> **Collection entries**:
++++++++++

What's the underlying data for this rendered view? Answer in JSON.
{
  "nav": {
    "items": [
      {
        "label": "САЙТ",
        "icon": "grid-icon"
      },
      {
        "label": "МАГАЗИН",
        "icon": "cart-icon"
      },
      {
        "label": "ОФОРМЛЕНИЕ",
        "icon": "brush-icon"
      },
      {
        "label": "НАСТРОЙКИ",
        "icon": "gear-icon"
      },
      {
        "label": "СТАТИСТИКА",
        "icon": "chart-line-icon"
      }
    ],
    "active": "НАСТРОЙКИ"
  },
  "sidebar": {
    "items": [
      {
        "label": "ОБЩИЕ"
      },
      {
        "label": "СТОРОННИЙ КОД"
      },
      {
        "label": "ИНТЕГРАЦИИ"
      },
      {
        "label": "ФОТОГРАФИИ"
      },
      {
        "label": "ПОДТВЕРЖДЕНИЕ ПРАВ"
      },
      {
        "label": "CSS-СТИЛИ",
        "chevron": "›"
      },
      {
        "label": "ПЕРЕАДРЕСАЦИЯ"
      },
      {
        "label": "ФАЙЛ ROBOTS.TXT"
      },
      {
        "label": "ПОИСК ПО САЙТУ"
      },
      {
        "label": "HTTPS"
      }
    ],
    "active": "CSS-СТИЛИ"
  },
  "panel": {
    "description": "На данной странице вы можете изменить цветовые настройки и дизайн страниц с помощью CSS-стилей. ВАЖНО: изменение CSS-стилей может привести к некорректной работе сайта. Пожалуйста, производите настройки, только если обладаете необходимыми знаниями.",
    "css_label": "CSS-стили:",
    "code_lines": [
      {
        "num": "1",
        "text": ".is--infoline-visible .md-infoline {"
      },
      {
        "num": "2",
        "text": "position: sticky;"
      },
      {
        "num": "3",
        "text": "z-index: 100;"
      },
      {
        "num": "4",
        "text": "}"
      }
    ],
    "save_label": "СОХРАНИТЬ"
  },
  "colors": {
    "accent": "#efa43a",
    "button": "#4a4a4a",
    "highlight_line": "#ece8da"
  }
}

++++++++++

> **Task requirements**:
Would you reproduce the material above in full, exactly as given?

> **Worked answer**:
What's the underlying data for this rendered view? Answer in JSON.
{
  "nav": {
    "items": [
      {
        "label": "САЙТ",
        "icon": "grid-icon"
      },
      {
        "label": "МАГАЗИН",
        "icon": "cart-icon"
      },
      {
        "label": "ОФОРМЛЕНИЕ",
        "icon": "brush-icon"
      },
      {
        "label": "НАСТРОЙКИ",
        "icon": "gear-icon"
      },
      {
        "label": "СТАТИСТИКА",
        "icon": "chart-line-icon"
      }
    ],
    "active": "НАСТРОЙКИ"
  },
  "sidebar": {
    "items": [
      {
        "label": "ОБЩИЕ"
      },
      {
        "label": "СТОРОННИЙ КОД"
      },
      {
        "label": "ИНТЕГРАЦИИ"
      },
      {
        "label": "ФОТОГРАФИИ"
      },
      {
        "label": "ПОДТВЕРЖДЕНИЕ ПРАВ"
      },
      {
        "label": "CSS-СТИЛИ",
        "chevron": "›"
      },
      {
        "label": "ПЕРЕАДРЕСАЦИЯ"
      },
      {
        "label": "ФАЙЛ ROBOTS.TXT"
      },
      {
        "label": "ПОИСК ПО САЙТУ"
      },
      {
        "label": "HTTPS"
      }
    ],
    "active": "CSS-СТИЛИ"
  },
  "panel": {
    "description": "На данной странице вы можете изменить цветовые настройки и дизайн страниц с помощью CSS-стилей. ВАЖНО: изменение CSS-стилей может привести к некорректной работе сайта. Пожалуйста, производите настройки, только если обладаете необходимыми знаниями.",
    "css_label": "CSS-стили:",
    "code_lines": [
      {
        "num": "1",
        "text": ".is--infoline-visible .md-infoline {"
      },
      {
        "num": "2",
        "text": "position: sticky;"
      },
      {
        "num": "3",
        "text": "z-index: 100;"
      },
      {
        "num": "4",
        "text": "}"
      }
    ],
    "save_label": "СОХРАНИТЬ"
  },
  "colors": {
    "accent": "#efa43a",
    "button": "#4a4a4a",
    "highlight_line": "#ece8da"
  }
}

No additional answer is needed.